┌──

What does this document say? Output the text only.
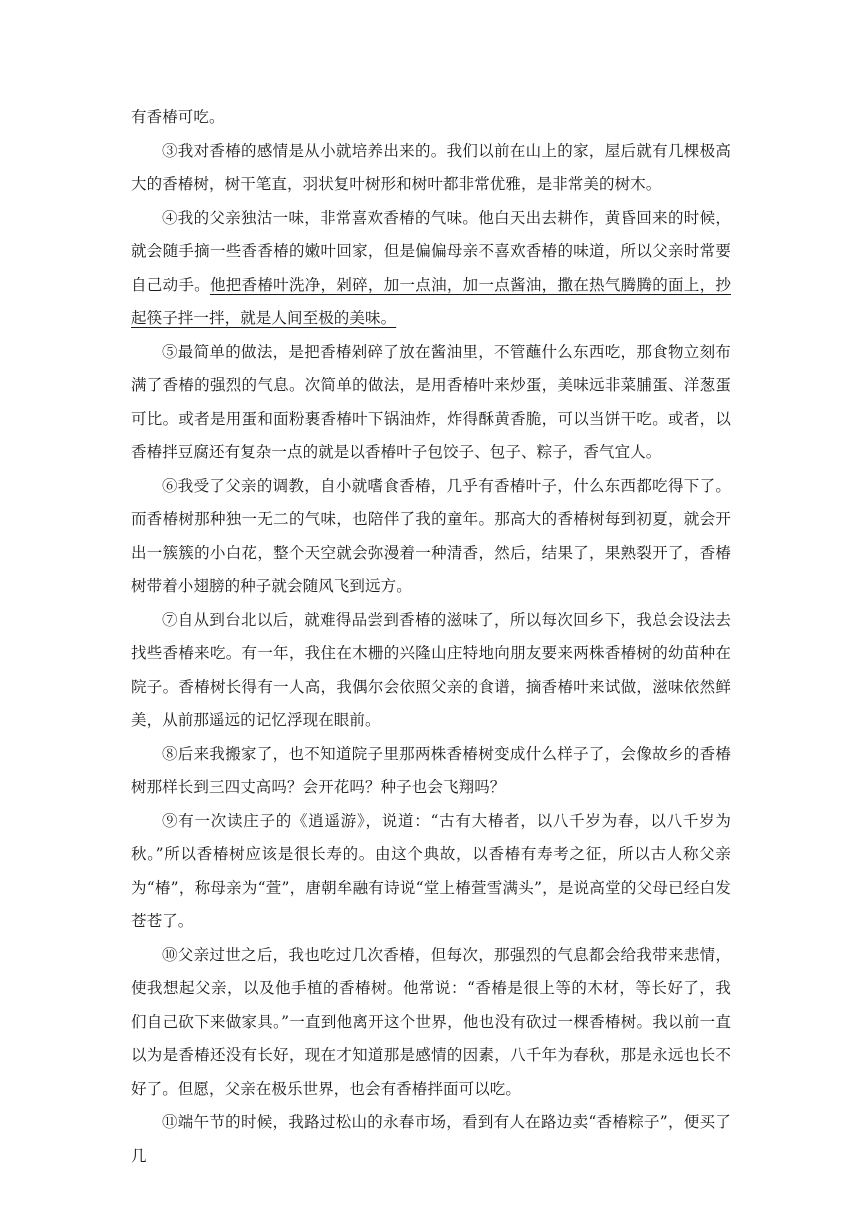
有香椿可吃。

③我对香椿的感情是从小就培养出来的。我们以前在山上的家，屋后就有几棵极高大的香椿树，树干笔直，羽状复叶树形和树叶都非常优雅，是非常美的树木。

④我的父亲独沽一味，非常喜欢香椿的气味。他白天出去耕作，黄昏回来的时候，就会随手摘一些香香椿的嫩叶回家，但是偏偏母亲不喜欢香椿的味道，所以父亲时常要自己动手。他把香椿叶洗净，剁碎，加一点油，加一点酱油，撒在热气腾腾的面上，抄起筷子拌一拌，就是人间至极的美味。

⑤最简单的做法，是把香椿剁碎了放在酱油里，不管蘸什么东西吃，那食物立刻布满了香椿的强烈的气息。次简单的做法，是用香椿叶来炒蛋，美味远非菜脯蛋、洋葱蛋可比。或者是用蛋和面粉裹香椿叶下锅油炸，炸得酥黄香脆，可以当饼干吃。或者，以香椿拌豆腐还有复杂一点的就是以香椿叶子包饺子、包子、粽子，香气宜人。

⑥我受了父亲的调教，自小就嗜食香椿，几乎有香椿叶子，什么东西都吃得下了。而香椿树那种独一无二的气味，也陪伴了我的童年。那高大的香椿树每到初夏，就会开出一簇簇的小白花，整个天空就会弥漫着一种清香，然后，结果了，果熟裂开了，香椿树带着小翅膀的种子就会随风飞到远方。

⑦自从到台北以后，就难得品尝到香椿的滋味了，所以每次回乡下，我总会设法去找些香椿来吃。有一年，我住在木栅的兴隆山庄特地向朋友要来两株香椿树的幼苗种在院子。香椿树长得有一人高，我偶尔会依照父亲的食谱，摘香椿叶来试做，滋味依然鲜美，从前那遥远的记忆浮现在眼前。

⑧后来我搬家了，也不知道院子里那两株香椿树变成什么样子了，会像故乡的香椿树那样长到三四丈高吗？会开花吗？种子也会飞翔吗？

⑨有一次读庄子的《逍遥游》，说道：“古有大椿者，以八千岁为春，以八千岁为秋。”所以香椿树应该是很长寿的。由这个典故，以香椿有寿考之征，所以古人称父亲为“椿”，称母亲为“萱”，唐朝牟融有诗说“堂上椿萱雪满头”，是说高堂的父母已经白发苍苍了。

⑩父亲过世之后，我也吃过几次香椿，但每次，那强烈的气息都会给我带来悲情，使我想起父亲，以及他手植的香椿树。他常说：“香椿是很上等的木材，等长好了，我们自己砍下来做家具。”一直到他离开这个世界，他也没有砍过一棵香椿树。我以前一直以为是香椿还没有长好，现在才知道那是感情的因素，八千年为春秋，那是永远也长不好了。但愿，父亲在极乐世界，也会有香椿拌面可以吃。

⑪端午节的时候，我路过松山的永春市场，看到有人在路边卖“香椿粽子”，便买了几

└──

== EXERCISE PROMPT ==
What is needed is an exact reproduction of the data, pictures excluded.

== RESULT FOR THIS EXERCISE ==
What does this document say? Output the text only.
有香椿可吃。

③我对香椿的感情是从小就培养出来的。我们以前在山上的家，屋后就有几棵极高大的香椿树，树干笔直，羽状复叶树形和树叶都非常优雅，是非常美的树木。

④我的父亲独沽一味，非常喜欢香椿的气味。他白天出去耕作，黄昏回来的时候，就会随手摘一些香香椿的嫩叶回家，但是偏偏母亲不喜欢香椿的味道，所以父亲时常要自己动手。他把香椿叶洗净，剁碎，加一点油，加一点酱油，撒在热气腾腾的面上，抄起筷子拌一拌，就是人间至极的美味。

⑤最简单的做法，是把香椿剁碎了放在酱油里，不管蘸什么东西吃，那食物立刻布满了香椿的强烈的气息。次简单的做法，是用香椿叶来炒蛋，美味远非菜脯蛋、洋葱蛋可比。或者是用蛋和面粉裹香椿叶下锅油炸，炸得酥黄香脆，可以当饼干吃。或者，以香椿拌豆腐还有复杂一点的就是以香椿叶子包饺子、包子、粽子，香气宜人。

⑥我受了父亲的调教，自小就嗜食香椿，几乎有香椿叶子，什么东西都吃得下了。而香椿树那种独一无二的气味，也陪伴了我的童年。那高大的香椿树每到初夏，就会开出一簇簇的小白花，整个天空就会弥漫着一种清香，然后，结果了，果熟裂开了，香椿树带着小翅膀的种子就会随风飞到远方。

⑦自从到台北以后，就难得品尝到香椿的滋味了，所以每次回乡下，我总会设法去找些香椿来吃。有一年，我住在木栅的兴隆山庄特地向朋友要来两株香椿树的幼苗种在院子。香椿树长得有一人高，我偶尔会依照父亲的食谱，摘香椿叶来试做，滋味依然鲜美，从前那遥远的记忆浮现在眼前。

⑧后来我搬家了，也不知道院子里那两株香椿树变成什么样子了，会像故乡的香椿树那样长到三四丈高吗？会开花吗？种子也会飞翔吗？

⑨有一次读庄子的《逍遥游》，说道：“古有大椿者，以八千岁为春，以八千岁为秋。”所以香椿树应该是很长寿的。由这个典故，以香椿有寿考之征，所以古人称父亲为“椿”，称母亲为“萱”，唐朝牟融有诗说“堂上椿萱雪满头”，是说高堂的父母已经白发苍苍了。

⑩父亲过世之后，我也吃过几次香椿，但每次，那强烈的气息都会给我带来悲情，使我想起父亲，以及他手植的香椿树。他常说：“香椿是很上等的木材，等长好了，我们自己砍下来做家具。”一直到他离开这个世界，他也没有砍过一棵香椿树。我以前一直以为是香椿还没有长好，现在才知道那是感情的因素，八千年为春秋，那是永远也长不好了。但愿，父亲在极乐世界，也会有香椿拌面可以吃。

⑪端午节的时候，我路过松山的永春市场，看到有人在路边卖“香椿粽子”，便买了几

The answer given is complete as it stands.